Exercise inputs ::
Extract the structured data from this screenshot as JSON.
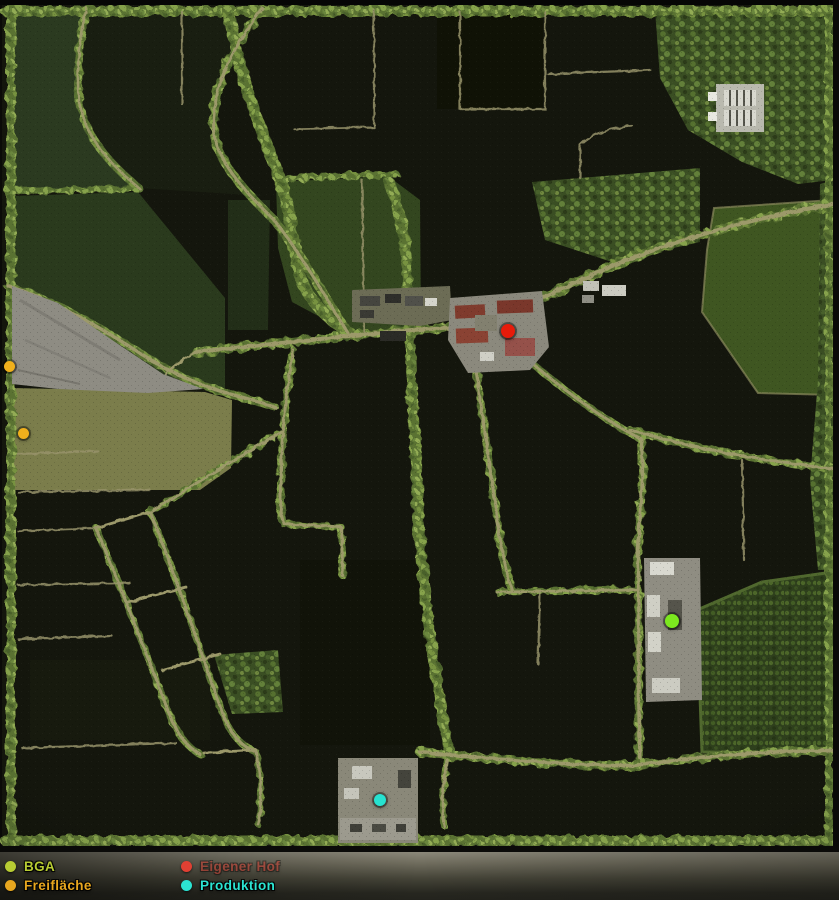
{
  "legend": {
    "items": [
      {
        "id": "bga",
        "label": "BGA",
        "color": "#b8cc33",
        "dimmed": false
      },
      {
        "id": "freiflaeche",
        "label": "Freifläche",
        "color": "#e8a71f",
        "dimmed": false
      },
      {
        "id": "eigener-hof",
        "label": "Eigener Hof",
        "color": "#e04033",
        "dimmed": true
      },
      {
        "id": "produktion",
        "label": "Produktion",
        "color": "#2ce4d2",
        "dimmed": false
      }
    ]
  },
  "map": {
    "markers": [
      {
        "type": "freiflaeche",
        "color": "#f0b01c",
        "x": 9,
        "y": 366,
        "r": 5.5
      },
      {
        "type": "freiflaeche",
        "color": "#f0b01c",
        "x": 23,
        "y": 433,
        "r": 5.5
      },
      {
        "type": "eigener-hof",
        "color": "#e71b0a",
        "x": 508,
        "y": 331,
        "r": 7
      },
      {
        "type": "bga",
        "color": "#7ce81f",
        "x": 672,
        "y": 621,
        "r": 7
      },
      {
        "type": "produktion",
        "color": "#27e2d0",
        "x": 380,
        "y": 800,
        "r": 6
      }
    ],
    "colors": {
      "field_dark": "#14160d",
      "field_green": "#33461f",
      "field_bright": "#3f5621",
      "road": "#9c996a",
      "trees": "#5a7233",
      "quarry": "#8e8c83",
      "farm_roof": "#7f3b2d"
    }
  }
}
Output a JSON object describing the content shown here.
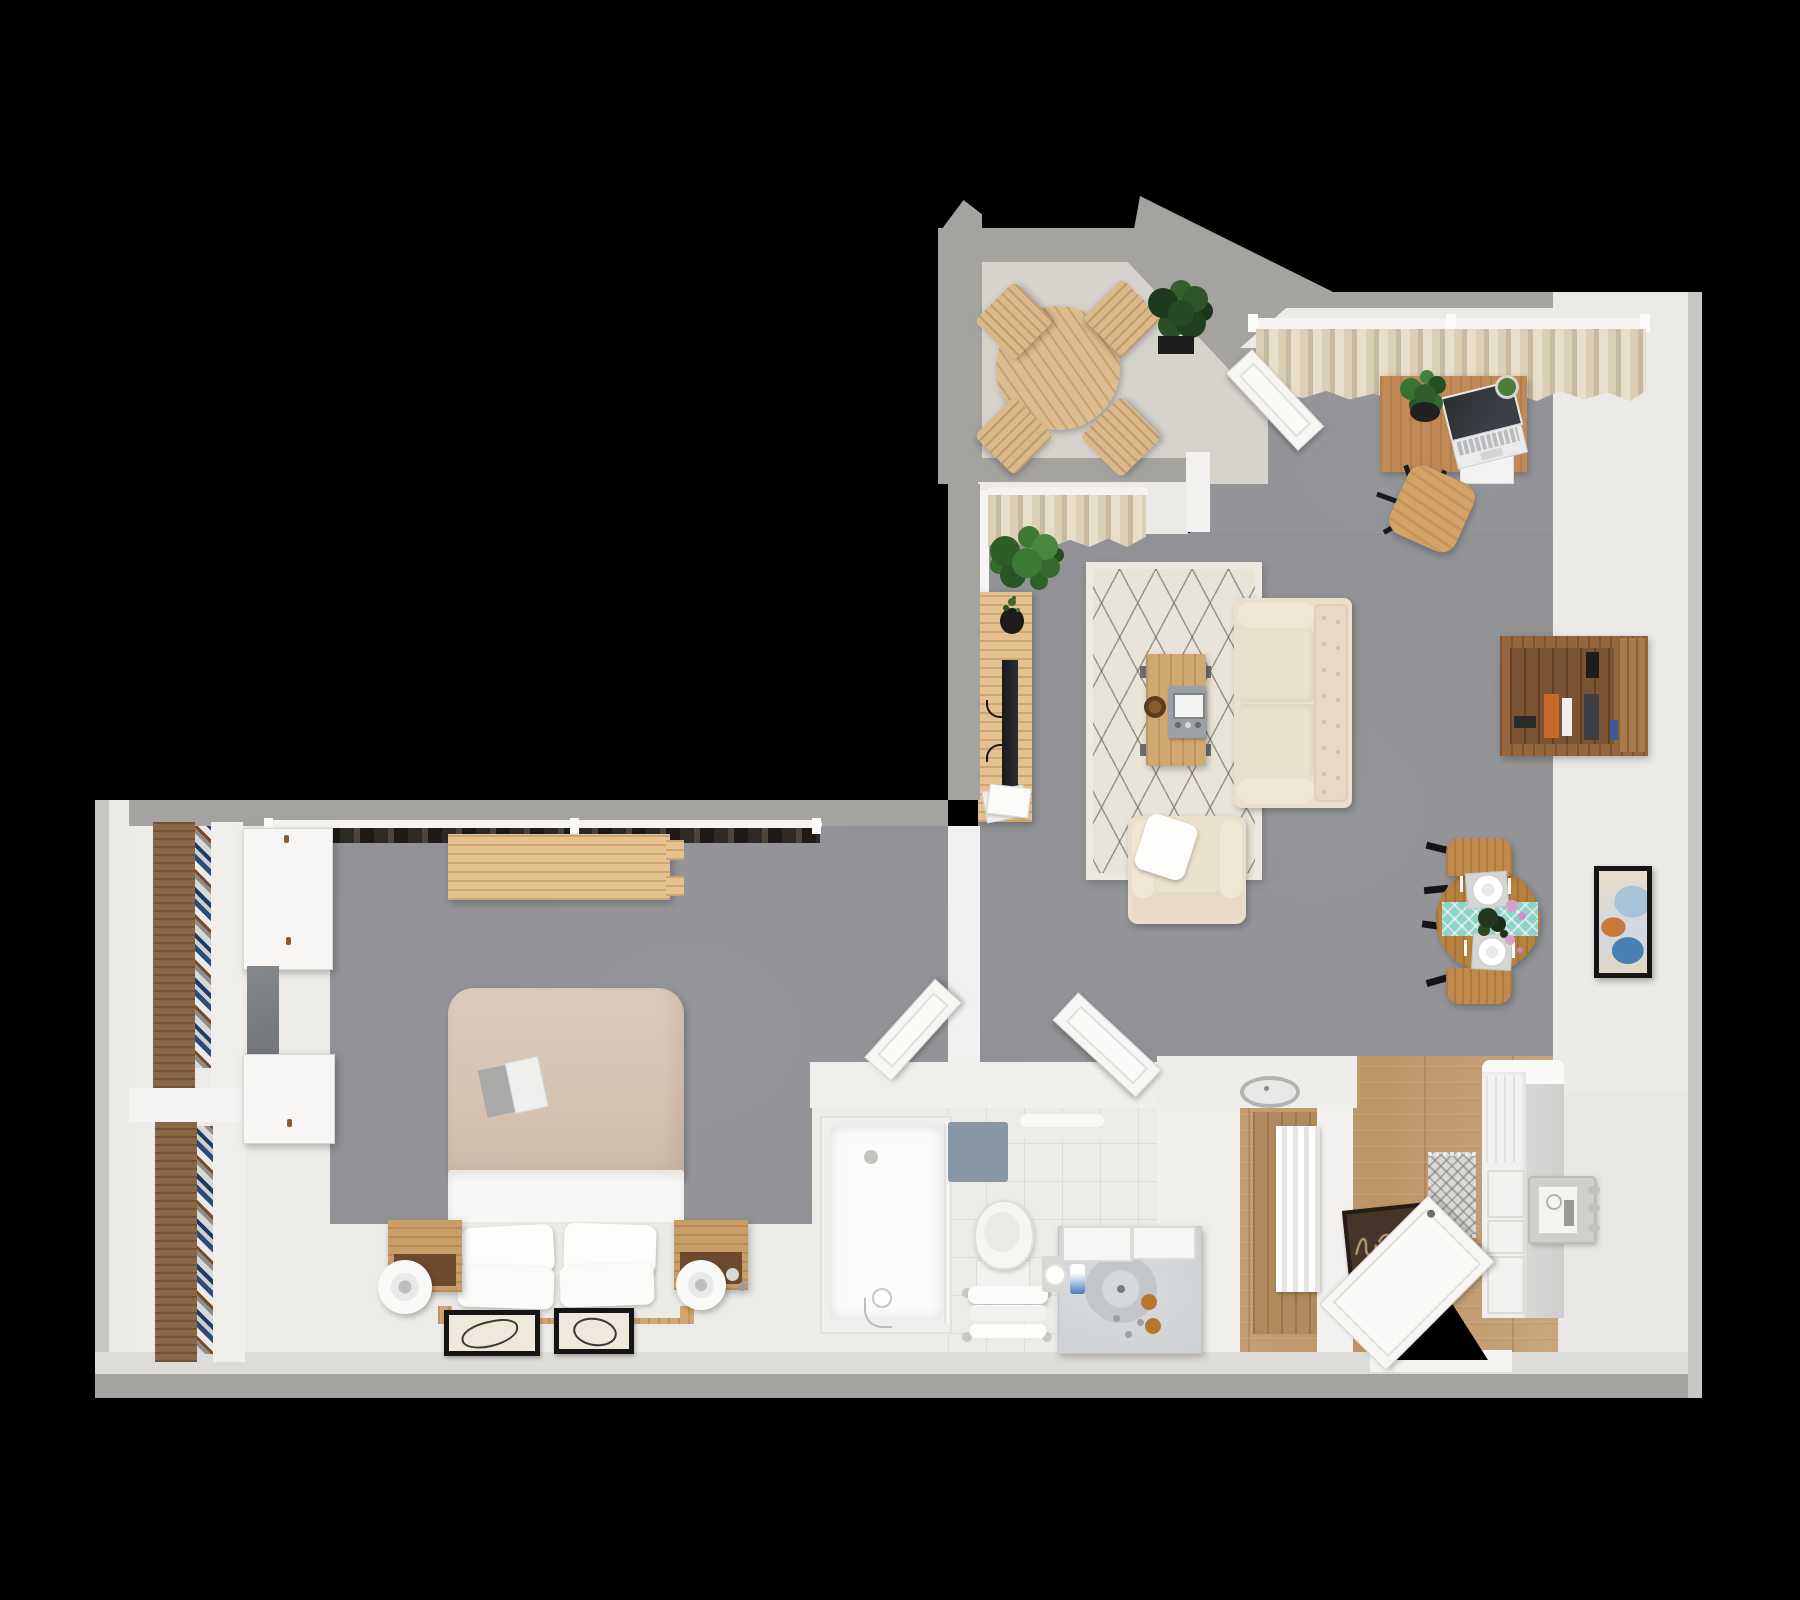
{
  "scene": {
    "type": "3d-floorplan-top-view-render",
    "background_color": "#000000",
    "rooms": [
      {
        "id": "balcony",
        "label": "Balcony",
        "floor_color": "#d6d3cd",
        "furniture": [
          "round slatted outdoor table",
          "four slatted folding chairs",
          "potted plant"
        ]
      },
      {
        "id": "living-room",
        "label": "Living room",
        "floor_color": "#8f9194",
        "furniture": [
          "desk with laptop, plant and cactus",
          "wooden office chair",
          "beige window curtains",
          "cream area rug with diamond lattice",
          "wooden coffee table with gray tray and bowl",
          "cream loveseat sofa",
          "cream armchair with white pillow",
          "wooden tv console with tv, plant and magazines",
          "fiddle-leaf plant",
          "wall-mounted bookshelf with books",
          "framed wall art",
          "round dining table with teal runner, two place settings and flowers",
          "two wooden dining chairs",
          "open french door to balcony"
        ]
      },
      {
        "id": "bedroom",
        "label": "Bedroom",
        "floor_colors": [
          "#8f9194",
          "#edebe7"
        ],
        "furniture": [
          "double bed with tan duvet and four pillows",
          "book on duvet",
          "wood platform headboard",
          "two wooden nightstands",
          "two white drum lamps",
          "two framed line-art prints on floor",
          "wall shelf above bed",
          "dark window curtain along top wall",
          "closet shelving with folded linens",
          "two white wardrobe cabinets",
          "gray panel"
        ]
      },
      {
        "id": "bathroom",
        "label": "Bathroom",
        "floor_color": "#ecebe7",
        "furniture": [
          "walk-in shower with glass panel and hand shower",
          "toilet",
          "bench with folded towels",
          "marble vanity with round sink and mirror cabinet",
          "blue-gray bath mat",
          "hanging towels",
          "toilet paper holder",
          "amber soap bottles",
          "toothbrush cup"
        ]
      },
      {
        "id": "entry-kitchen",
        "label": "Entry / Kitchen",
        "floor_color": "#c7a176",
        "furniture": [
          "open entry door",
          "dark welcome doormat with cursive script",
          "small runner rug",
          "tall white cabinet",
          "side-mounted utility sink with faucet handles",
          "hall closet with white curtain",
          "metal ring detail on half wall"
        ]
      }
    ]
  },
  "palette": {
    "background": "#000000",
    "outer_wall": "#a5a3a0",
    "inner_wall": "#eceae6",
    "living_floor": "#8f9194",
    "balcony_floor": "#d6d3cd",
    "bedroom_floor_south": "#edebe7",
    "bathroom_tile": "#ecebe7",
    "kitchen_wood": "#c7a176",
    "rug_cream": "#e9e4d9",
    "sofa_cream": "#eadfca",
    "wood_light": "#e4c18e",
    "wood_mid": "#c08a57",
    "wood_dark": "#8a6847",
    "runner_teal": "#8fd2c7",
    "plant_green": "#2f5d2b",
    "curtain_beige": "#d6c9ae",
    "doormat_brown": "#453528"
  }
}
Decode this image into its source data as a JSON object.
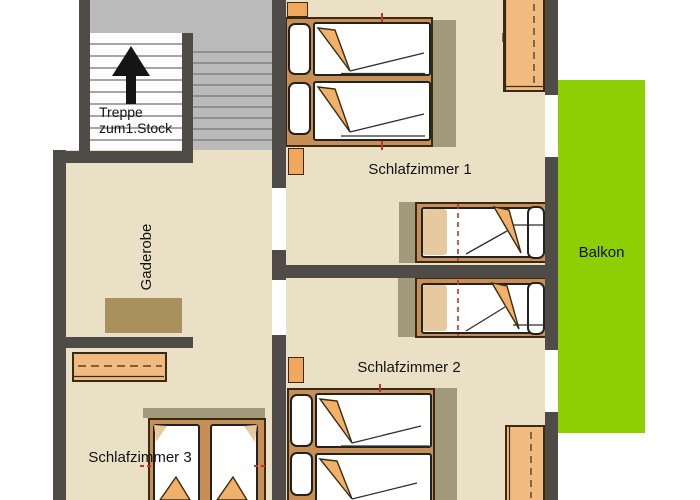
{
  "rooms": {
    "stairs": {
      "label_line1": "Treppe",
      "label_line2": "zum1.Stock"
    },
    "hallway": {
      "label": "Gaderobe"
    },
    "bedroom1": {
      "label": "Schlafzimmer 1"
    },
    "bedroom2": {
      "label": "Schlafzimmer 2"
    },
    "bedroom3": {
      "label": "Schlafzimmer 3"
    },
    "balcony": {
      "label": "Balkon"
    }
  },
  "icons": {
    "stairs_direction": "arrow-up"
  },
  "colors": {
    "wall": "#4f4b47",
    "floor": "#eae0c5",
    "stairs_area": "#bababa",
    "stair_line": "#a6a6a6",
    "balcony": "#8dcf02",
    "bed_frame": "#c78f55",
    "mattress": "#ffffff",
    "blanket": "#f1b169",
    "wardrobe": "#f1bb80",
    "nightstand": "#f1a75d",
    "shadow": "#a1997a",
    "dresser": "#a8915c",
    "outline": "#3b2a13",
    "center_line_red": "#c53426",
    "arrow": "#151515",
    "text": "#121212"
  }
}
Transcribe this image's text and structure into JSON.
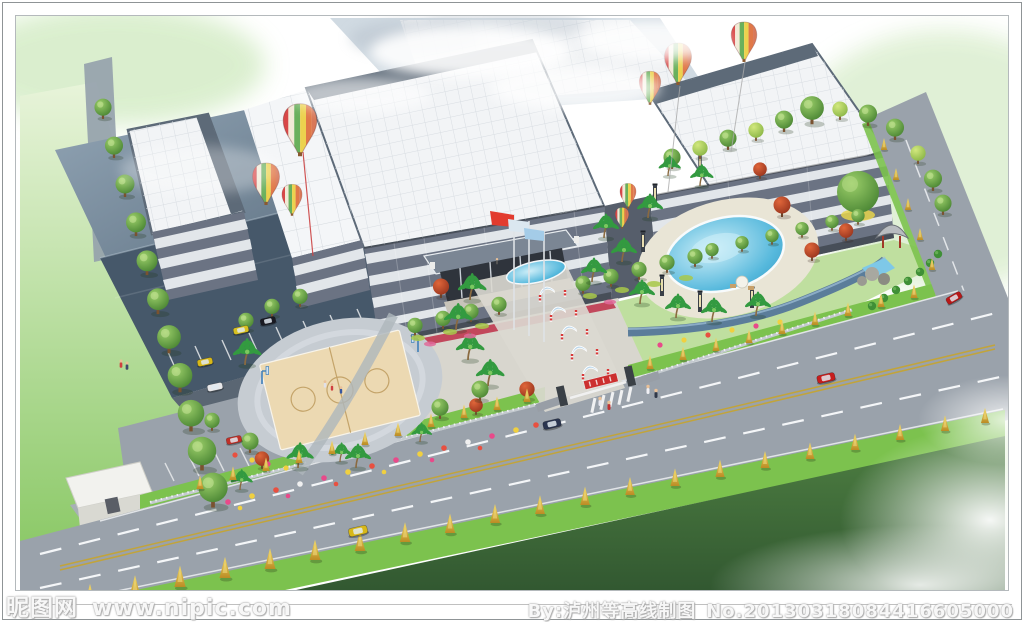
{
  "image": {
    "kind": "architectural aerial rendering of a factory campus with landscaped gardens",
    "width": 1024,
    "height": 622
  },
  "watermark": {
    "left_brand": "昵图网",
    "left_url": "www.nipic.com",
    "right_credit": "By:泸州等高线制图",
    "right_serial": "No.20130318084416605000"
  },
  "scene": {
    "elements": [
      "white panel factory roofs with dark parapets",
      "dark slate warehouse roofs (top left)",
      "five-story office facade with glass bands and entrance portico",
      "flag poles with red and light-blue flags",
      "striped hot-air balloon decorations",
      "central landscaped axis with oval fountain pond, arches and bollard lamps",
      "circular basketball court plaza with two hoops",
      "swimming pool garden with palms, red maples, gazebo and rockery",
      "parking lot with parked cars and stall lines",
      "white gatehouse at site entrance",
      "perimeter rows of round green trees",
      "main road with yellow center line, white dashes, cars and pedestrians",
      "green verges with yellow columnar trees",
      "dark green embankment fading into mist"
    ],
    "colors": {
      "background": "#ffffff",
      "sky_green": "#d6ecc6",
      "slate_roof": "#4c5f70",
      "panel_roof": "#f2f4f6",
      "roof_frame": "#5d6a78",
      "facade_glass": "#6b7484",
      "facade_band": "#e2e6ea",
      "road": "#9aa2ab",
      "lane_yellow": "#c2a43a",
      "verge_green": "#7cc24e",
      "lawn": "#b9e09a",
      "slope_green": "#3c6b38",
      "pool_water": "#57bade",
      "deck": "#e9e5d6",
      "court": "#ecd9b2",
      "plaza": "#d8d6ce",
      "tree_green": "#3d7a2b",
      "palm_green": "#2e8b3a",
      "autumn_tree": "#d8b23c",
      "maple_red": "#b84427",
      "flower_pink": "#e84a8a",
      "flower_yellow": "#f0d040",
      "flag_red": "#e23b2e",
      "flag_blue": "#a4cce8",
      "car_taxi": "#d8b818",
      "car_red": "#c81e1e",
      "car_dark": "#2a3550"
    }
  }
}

Task goal :: In your copy, leave out the pictures and reproduce the material above exactly.

Exercise answer ::
Extract the structured data from this screenshot as JSON.
{
  "legend": {
    "items": [
      {
        "id": "bga",
        "label": "BGA",
        "color": "#b8cc33",
        "dimmed": false
      },
      {
        "id": "freiflaeche",
        "label": "Freifläche",
        "color": "#e8a71f",
        "dimmed": false
      },
      {
        "id": "eigener-hof",
        "label": "Eigener Hof",
        "color": "#e04033",
        "dimmed": true
      },
      {
        "id": "produktion",
        "label": "Produktion",
        "color": "#2ce4d2",
        "dimmed": false
      }
    ]
  },
  "map": {
    "markers": [
      {
        "type": "freiflaeche",
        "color": "#f0b01c",
        "x": 9,
        "y": 366,
        "r": 5.5
      },
      {
        "type": "freiflaeche",
        "color": "#f0b01c",
        "x": 23,
        "y": 433,
        "r": 5.5
      },
      {
        "type": "eigener-hof",
        "color": "#e71b0a",
        "x": 508,
        "y": 331,
        "r": 7
      },
      {
        "type": "bga",
        "color": "#7ce81f",
        "x": 672,
        "y": 621,
        "r": 7
      },
      {
        "type": "produktion",
        "color": "#27e2d0",
        "x": 380,
        "y": 800,
        "r": 6
      }
    ],
    "colors": {
      "field_dark": "#14160d",
      "field_green": "#33461f",
      "field_bright": "#3f5621",
      "road": "#9c996a",
      "trees": "#5a7233",
      "quarry": "#8e8c83",
      "farm_roof": "#7f3b2d"
    }
  }
}
Output a JSON object describing the content shown here.
{
  "scene": {
    "type": "3d-floorplan-top-view-render",
    "background_color": "#000000",
    "rooms": [
      {
        "id": "balcony",
        "label": "Balcony",
        "floor_color": "#d6d3cd",
        "furniture": [
          "round slatted outdoor table",
          "four slatted folding chairs",
          "potted plant"
        ]
      },
      {
        "id": "living-room",
        "label": "Living room",
        "floor_color": "#8f9194",
        "furniture": [
          "desk with laptop, plant and cactus",
          "wooden office chair",
          "beige window curtains",
          "cream area rug with diamond lattice",
          "wooden coffee table with gray tray and bowl",
          "cream loveseat sofa",
          "cream armchair with white pillow",
          "wooden tv console with tv, plant and magazines",
          "fiddle-leaf plant",
          "wall-mounted bookshelf with books",
          "framed wall art",
          "round dining table with teal runner, two place settings and flowers",
          "two wooden dining chairs",
          "open french door to balcony"
        ]
      },
      {
        "id": "bedroom",
        "label": "Bedroom",
        "floor_colors": [
          "#8f9194",
          "#edebe7"
        ],
        "furniture": [
          "double bed with tan duvet and four pillows",
          "book on duvet",
          "wood platform headboard",
          "two wooden nightstands",
          "two white drum lamps",
          "two framed line-art prints on floor",
          "wall shelf above bed",
          "dark window curtain along top wall",
          "closet shelving with folded linens",
          "two white wardrobe cabinets",
          "gray panel"
        ]
      },
      {
        "id": "bathroom",
        "label": "Bathroom",
        "floor_color": "#ecebe7",
        "furniture": [
          "walk-in shower with glass panel and hand shower",
          "toilet",
          "bench with folded towels",
          "marble vanity with round sink and mirror cabinet",
          "blue-gray bath mat",
          "hanging towels",
          "toilet paper holder",
          "amber soap bottles",
          "toothbrush cup"
        ]
      },
      {
        "id": "entry-kitchen",
        "label": "Entry / Kitchen",
        "floor_color": "#c7a176",
        "furniture": [
          "open entry door",
          "dark welcome doormat with cursive script",
          "small runner rug",
          "tall white cabinet",
          "side-mounted utility sink with faucet handles",
          "hall closet with white curtain",
          "metal ring detail on half wall"
        ]
      }
    ]
  },
  "palette": {
    "background": "#000000",
    "outer_wall": "#a5a3a0",
    "inner_wall": "#eceae6",
    "living_floor": "#8f9194",
    "balcony_floor": "#d6d3cd",
    "bedroom_floor_south": "#edebe7",
    "bathroom_tile": "#ecebe7",
    "kitchen_wood": "#c7a176",
    "rug_cream": "#e9e4d9",
    "sofa_cream": "#eadfca",
    "wood_light": "#e4c18e",
    "wood_mid": "#c08a57",
    "wood_dark": "#8a6847",
    "runner_teal": "#8fd2c7",
    "plant_green": "#2f5d2b",
    "curtain_beige": "#d6c9ae",
    "doormat_brown": "#453528"
  }
}
Decode this image into its source data as a JSON object.
{
  "rooms": {
    "stairs": {
      "label_line1": "Treppe",
      "label_line2": "zum1.Stock"
    },
    "hallway": {
      "label": "Gaderobe"
    },
    "bedroom1": {
      "label": "Schlafzimmer 1"
    },
    "bedroom2": {
      "label": "Schlafzimmer 2"
    },
    "bedroom3": {
      "label": "Schlafzimmer 3"
    },
    "balcony": {
      "label": "Balkon"
    }
  },
  "icons": {
    "stairs_direction": "arrow-up"
  },
  "colors": {
    "wall": "#4f4b47",
    "floor": "#eae0c5",
    "stairs_area": "#bababa",
    "stair_line": "#a6a6a6",
    "balcony": "#8dcf02",
    "bed_frame": "#c78f55",
    "mattress": "#ffffff",
    "blanket": "#f1b169",
    "wardrobe": "#f1bb80",
    "nightstand": "#f1a75d",
    "shadow": "#a1997a",
    "dresser": "#a8915c",
    "outline": "#3b2a13",
    "center_line_red": "#c53426",
    "arrow": "#151515",
    "text": "#121212"
  }
}
Transcribe this image's text and structure into JSON.
{
  "image": {
    "kind": "architectural aerial rendering of a factory campus with landscaped gardens",
    "width": 1024,
    "height": 622
  },
  "watermark": {
    "left_brand": "昵图网",
    "left_url": "www.nipic.com",
    "right_credit": "By:泸州等高线制图",
    "right_serial": "No.20130318084416605000"
  },
  "scene": {
    "elements": [
      "white panel factory roofs with dark parapets",
      "dark slate warehouse roofs (top left)",
      "five-story office facade with glass bands and entrance portico",
      "flag poles with red and light-blue flags",
      "striped hot-air balloon decorations",
      "central landscaped axis with oval fountain pond, arches and bollard lamps",
      "circular basketball court plaza with two hoops",
      "swimming pool garden with palms, red maples, gazebo and rockery",
      "parking lot with parked cars and stall lines",
      "white gatehouse at site entrance",
      "perimeter rows of round green trees",
      "main road with yellow center line, white dashes, cars and pedestrians",
      "green verges with yellow columnar trees",
      "dark green embankment fading into mist"
    ],
    "colors": {
      "background": "#ffffff",
      "sky_green": "#d6ecc6",
      "slate_roof": "#4c5f70",
      "panel_roof": "#f2f4f6",
      "roof_frame": "#5d6a78",
      "facade_glass": "#6b7484",
      "facade_band": "#e2e6ea",
      "road": "#9aa2ab",
      "lane_yellow": "#c2a43a",
      "verge_green": "#7cc24e",
      "lawn": "#b9e09a",
      "slope_green": "#3c6b38",
      "pool_water": "#57bade",
      "deck": "#e9e5d6",
      "court": "#ecd9b2",
      "plaza": "#d8d6ce",
      "tree_green": "#3d7a2b",
      "palm_green": "#2e8b3a",
      "autumn_tree": "#d8b23c",
      "maple_red": "#b84427",
      "flower_pink": "#e84a8a",
      "flower_yellow": "#f0d040",
      "flag_red": "#e23b2e",
      "flag_blue": "#a4cce8",
      "car_taxi": "#d8b818",
      "car_red": "#c81e1e",
      "car_dark": "#2a3550"
    }
  }
}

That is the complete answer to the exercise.